**Problem details:** What is the number of lines containing the string "text"? Answer with the number only.

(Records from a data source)
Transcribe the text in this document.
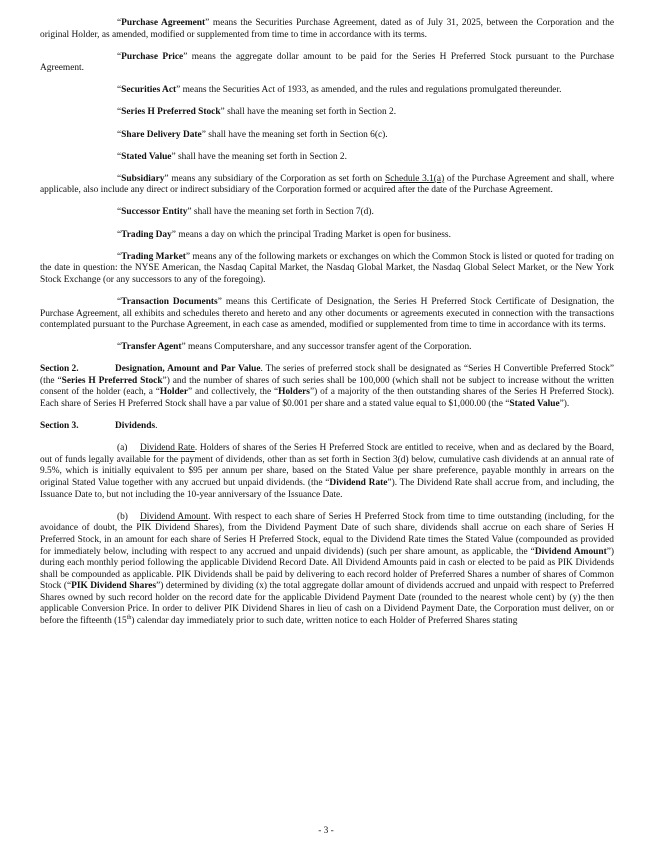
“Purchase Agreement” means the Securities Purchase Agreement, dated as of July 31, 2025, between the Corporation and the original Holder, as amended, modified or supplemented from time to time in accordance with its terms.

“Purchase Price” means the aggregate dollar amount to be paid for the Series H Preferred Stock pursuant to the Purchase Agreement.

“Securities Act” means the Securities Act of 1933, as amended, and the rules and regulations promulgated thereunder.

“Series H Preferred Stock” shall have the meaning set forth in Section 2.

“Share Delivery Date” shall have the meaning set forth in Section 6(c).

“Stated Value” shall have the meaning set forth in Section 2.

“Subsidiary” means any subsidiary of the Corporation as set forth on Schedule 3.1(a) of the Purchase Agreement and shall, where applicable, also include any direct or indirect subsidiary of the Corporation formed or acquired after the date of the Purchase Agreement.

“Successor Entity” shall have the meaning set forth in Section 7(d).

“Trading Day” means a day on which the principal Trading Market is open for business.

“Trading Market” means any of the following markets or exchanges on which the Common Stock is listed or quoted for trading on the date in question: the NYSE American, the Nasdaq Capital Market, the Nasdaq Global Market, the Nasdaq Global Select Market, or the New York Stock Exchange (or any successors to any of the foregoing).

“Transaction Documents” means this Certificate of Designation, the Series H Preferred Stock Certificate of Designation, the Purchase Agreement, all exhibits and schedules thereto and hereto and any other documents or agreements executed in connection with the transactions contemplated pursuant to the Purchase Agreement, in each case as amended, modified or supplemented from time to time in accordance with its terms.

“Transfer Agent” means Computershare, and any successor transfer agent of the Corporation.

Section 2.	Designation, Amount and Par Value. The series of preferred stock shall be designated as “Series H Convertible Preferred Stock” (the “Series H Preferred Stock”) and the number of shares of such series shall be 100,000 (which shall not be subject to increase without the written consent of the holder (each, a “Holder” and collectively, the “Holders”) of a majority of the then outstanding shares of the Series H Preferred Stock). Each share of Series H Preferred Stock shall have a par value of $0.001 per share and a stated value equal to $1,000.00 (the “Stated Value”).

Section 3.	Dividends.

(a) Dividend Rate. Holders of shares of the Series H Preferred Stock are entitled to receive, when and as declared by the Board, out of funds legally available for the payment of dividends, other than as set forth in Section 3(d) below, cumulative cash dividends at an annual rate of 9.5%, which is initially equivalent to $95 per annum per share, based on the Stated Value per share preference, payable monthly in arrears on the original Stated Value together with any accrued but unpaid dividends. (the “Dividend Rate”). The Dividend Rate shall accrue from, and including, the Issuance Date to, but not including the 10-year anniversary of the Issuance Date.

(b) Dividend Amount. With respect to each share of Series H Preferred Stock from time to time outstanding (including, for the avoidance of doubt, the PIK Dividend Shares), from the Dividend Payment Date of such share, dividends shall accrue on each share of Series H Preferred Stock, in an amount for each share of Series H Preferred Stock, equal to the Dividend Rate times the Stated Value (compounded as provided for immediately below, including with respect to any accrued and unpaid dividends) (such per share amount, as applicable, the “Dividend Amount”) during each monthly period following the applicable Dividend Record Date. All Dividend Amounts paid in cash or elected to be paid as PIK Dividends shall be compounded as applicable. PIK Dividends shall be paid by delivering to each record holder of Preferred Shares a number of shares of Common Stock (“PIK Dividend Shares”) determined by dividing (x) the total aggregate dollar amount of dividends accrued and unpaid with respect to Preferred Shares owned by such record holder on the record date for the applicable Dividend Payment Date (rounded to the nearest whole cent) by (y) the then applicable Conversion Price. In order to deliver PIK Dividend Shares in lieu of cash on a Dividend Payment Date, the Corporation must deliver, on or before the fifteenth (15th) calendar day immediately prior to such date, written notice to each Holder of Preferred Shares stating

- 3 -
---
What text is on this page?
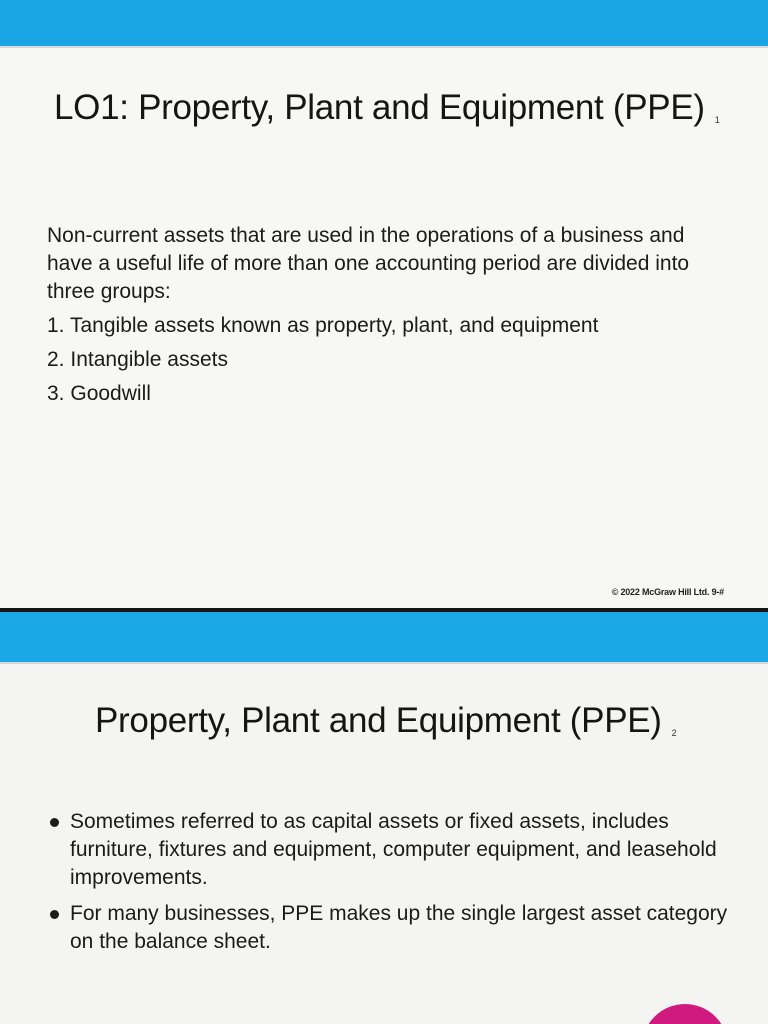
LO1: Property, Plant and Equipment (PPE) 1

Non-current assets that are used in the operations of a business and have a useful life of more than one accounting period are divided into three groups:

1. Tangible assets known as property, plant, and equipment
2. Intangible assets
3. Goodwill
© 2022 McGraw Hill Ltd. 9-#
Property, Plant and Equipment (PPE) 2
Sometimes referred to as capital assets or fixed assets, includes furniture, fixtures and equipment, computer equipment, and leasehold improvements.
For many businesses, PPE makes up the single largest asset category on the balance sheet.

**Solution for this exercise:** 2